▼
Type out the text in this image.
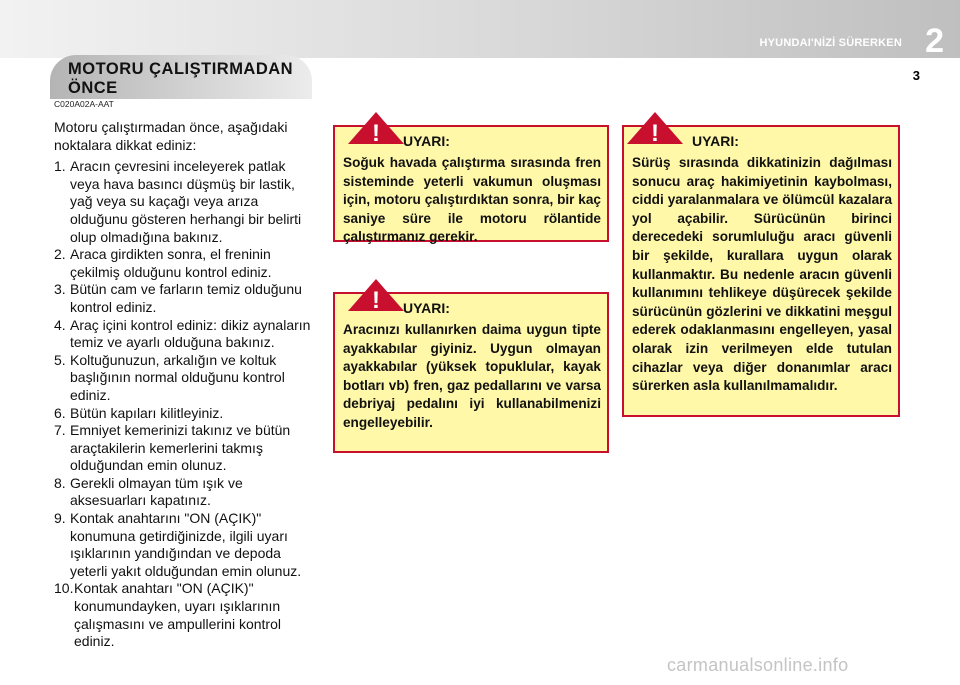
HYUNDAI'NİZİ SÜRERKEN 2
3
MOTORU ÇALIŞTIRMADAN
ÖNCE
C020A02A-AAT

Motoru çalıştırmadan önce, aşağıdaki noktalara dikkat ediniz:

1. Aracın çevresini inceleyerek patlak veya hava basıncı düşmüş bir lastik, yağ veya su kaçağı veya arıza olduğunu gösteren herhangi bir belirti olup olmadığına bakınız.
2. Araca girdikten sonra, el freninin çekilmiş olduğunu kontrol ediniz.
3. Bütün cam ve farların temiz olduğunu kontrol ediniz.
4. Araç içini kontrol ediniz: dikiz aynaların temiz ve ayarlı olduğuna bakınız.
5. Koltuğunuzun, arkalığın ve koltuk başlığının normal olduğunu kontrol ediniz.
6. Bütün kapıları kilitleyiniz.
7. Emniyet kemerinizi takınız ve bütün araçtakilerin kemerlerini takmış olduğundan emin olunuz.
8. Gerekli olmayan tüm ışık ve aksesuarları kapatınız.
9. Kontak anahtarını "ON (AÇIK)" konumuna getirdiğinizde, ilgili uyarı ışıklarının yandığından ve depoda yeterli yakıt olduğundan emin olunuz.
10. Kontak anahtarı "ON (AÇIK)" konumundayken, uyarı ışıklarının çalışmasını ve ampullerini kontrol ediniz.
! UYARI:
Soğuk havada çalıştırma sırasında fren sisteminde yeterli vakumun oluşması için, motoru çalıştırdıktan sonra, bir kaç saniye süre ile motoru rölantide çalıştırmanız gerekir.
! UYARI:
Aracınızı kullanırken daima uygun tipte ayakkabılar giyiniz. Uygun olmayan ayakkabılar (yüksek topuklular, kayak botları vb) fren, gaz pedallarını ve varsa debriyaj pedalını iyi kullanabilmenizi engelleyebilir.
! UYARI:
Sürüş sırasında dikkatinizin dağılması sonucu araç hakimiyetinin kaybolması, ciddi yaralanmalara ve ölümcül kazalara yol açabilir. Sürücünün birinci derecedeki sorumluluğu aracı güvenli bir şekilde, kurallara uygun olarak kullanmaktır. Bu nedenle aracın güvenli kullanımını tehlikeye düşürecek şekilde sürücünün gözlerini ve dikkatini meşgul ederek odaklanmasını engelleyen, yasal olarak izin verilmeyen elde tutulan cihazlar veya diğer donanımlar aracı sürerken asla kullanılmamalıdır.
carmanualsonline.info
▲
- [Exercise prompt] From the entries above, pull out each line that includes "olmayan".

- [Written response]
8. Gerekli olmayan tüm ışık ve aksesuarları kapatınız.
Aracınızı kullanırken daima uygun tipte ayakkabılar giyiniz. Uygun olmayan ayakkabılar (yüksek topuklular, kayak botları vb) fren, gaz pedallarını ve varsa debriyaj pedalını iyi kullanabilmenizi engelleyebilir.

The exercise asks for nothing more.